● TASK TO CARRY OUT: Your response should consist of one number, the count of lines below that contain "alimentaria".

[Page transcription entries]
────────

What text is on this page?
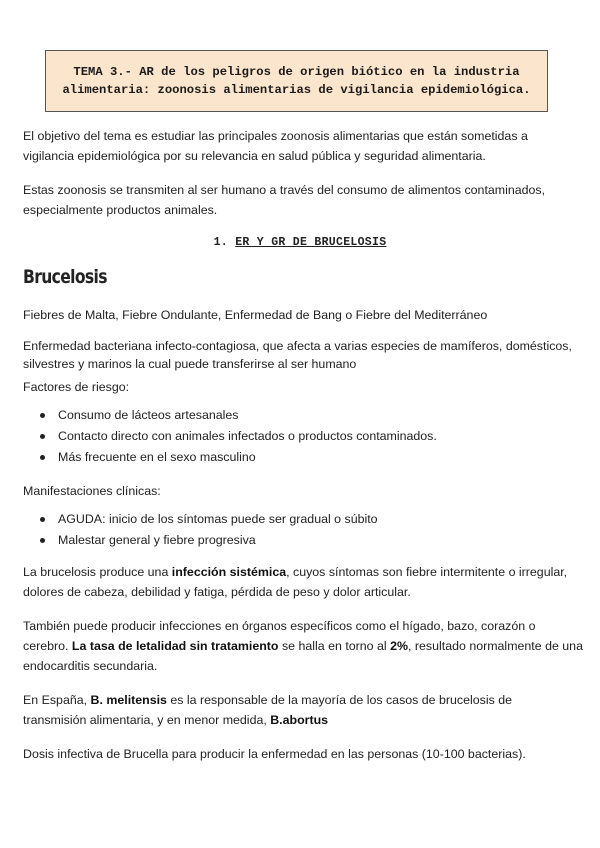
TEMA 3.- AR de los peligros de origen biótico en la industria alimentaria: zoonosis alimentarias de vigilancia epidemiológica.

El objetivo del tema es estudiar las principales zoonosis alimentarias que están sometidas a vigilancia epidemiológica por su relevancia en salud pública y seguridad alimentaria.

Estas zoonosis se transmiten al ser humano a través del consumo de alimentos contaminados, especialmente productos animales.

1. ER Y GR DE BRUCELOSIS
Brucelosis

Fiebres de Malta, Fiebre Ondulante, Enfermedad de Bang o Fiebre del Mediterráneo

Enfermedad bacteriana infecto-contagiosa, que afecta a varias especies de mamíferos, domésticos, silvestres y marinos la cual puede transferirse al ser humano

Factores de riesgo:

Consumo de lácteos artesanales
Contacto directo con animales infectados o productos contaminados.
Más frecuente en el sexo masculino

Manifestaciones clínicas:

AGUDA: inicio de los síntomas puede ser gradual o súbito
Malestar general y fiebre progresiva

La brucelosis produce una infección sistémica, cuyos síntomas son fiebre intermitente o irregular, dolores de cabeza, debilidad y fatiga, pérdida de peso y dolor articular.

También puede producir infecciones en órganos específicos como el hígado, bazo, corazón o cerebro. La tasa de letalidad sin tratamiento se halla en torno al 2%, resultado normalmente de una endocarditis secundaria.

En España, B. melitensis es la responsable de la mayoría de los casos de brucelosis de transmisión alimentaria, y en menor medida, B.abortus

Dosis infectiva de Brucella para producir la enfermedad en las personas (10-100 bacterias).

────────

● WRITTEN SOLUTION: 3